Data lines →
• • • •

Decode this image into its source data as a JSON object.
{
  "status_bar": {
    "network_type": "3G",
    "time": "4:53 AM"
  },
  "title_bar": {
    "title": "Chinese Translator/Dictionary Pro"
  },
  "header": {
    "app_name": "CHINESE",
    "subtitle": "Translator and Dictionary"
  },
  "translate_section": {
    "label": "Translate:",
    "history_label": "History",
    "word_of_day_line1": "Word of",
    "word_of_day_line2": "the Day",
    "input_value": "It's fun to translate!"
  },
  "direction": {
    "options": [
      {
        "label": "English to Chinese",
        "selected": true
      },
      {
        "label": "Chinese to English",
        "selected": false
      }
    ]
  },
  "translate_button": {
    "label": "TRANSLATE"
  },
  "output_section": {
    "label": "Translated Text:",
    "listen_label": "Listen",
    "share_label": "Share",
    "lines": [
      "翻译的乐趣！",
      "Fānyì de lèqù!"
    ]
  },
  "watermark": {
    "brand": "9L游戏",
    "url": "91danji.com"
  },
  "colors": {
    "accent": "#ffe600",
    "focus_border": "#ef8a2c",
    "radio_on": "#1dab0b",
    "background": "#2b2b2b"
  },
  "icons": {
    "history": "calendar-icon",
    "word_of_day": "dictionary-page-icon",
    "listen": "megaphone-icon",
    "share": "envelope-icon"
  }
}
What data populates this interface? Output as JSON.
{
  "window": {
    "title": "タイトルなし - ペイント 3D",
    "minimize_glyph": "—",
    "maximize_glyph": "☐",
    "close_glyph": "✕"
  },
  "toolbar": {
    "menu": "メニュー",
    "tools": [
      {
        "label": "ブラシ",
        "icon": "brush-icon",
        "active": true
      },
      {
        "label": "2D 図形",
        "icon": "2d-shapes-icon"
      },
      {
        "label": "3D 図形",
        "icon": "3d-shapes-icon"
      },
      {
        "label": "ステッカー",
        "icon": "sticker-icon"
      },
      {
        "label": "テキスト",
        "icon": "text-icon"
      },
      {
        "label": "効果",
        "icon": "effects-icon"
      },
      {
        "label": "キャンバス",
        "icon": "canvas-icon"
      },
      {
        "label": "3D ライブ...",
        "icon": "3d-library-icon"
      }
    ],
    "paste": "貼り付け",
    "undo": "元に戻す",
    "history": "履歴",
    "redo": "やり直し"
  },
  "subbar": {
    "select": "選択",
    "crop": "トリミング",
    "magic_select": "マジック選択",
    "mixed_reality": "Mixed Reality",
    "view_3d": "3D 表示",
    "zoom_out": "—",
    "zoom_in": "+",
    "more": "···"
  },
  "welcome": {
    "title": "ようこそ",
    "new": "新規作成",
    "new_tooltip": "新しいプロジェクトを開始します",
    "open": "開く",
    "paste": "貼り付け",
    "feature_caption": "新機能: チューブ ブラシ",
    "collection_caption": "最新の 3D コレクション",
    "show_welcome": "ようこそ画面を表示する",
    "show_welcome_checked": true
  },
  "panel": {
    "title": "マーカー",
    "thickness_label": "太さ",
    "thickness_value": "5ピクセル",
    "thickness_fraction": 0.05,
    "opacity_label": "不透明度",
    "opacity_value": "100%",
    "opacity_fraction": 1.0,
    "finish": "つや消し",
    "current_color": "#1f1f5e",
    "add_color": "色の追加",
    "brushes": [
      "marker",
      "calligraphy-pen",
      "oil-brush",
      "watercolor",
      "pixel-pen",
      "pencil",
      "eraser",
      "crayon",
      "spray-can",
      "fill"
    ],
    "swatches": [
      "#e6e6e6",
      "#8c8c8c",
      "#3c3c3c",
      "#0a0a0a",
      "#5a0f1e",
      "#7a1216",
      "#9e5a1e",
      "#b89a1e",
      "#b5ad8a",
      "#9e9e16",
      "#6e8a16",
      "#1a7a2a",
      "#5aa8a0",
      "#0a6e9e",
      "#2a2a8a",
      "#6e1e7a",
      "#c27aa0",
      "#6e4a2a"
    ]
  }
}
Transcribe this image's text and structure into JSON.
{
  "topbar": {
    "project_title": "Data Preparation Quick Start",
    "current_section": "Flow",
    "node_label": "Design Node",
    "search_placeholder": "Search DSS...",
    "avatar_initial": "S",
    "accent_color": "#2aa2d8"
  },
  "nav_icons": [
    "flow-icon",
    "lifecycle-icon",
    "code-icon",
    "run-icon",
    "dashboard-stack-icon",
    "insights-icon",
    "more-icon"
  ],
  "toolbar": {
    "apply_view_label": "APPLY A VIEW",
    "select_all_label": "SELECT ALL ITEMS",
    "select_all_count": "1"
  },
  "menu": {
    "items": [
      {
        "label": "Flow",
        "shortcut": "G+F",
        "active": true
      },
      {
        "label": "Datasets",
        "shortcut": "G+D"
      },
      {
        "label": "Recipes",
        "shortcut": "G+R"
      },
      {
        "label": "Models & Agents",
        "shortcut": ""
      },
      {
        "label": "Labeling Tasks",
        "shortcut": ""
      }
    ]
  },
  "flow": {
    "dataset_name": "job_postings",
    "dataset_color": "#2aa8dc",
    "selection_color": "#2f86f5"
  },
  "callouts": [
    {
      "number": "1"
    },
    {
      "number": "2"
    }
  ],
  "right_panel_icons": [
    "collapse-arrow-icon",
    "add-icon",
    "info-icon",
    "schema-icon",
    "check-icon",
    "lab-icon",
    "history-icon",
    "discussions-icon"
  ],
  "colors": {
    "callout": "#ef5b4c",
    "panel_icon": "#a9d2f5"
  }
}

• • • •

Description of the task →
Collect each line of the entries that has the word "shapes", copying it in full.

The reply →
        "icon": "2d-shapes-icon"
        "icon": "3d-shapes-icon"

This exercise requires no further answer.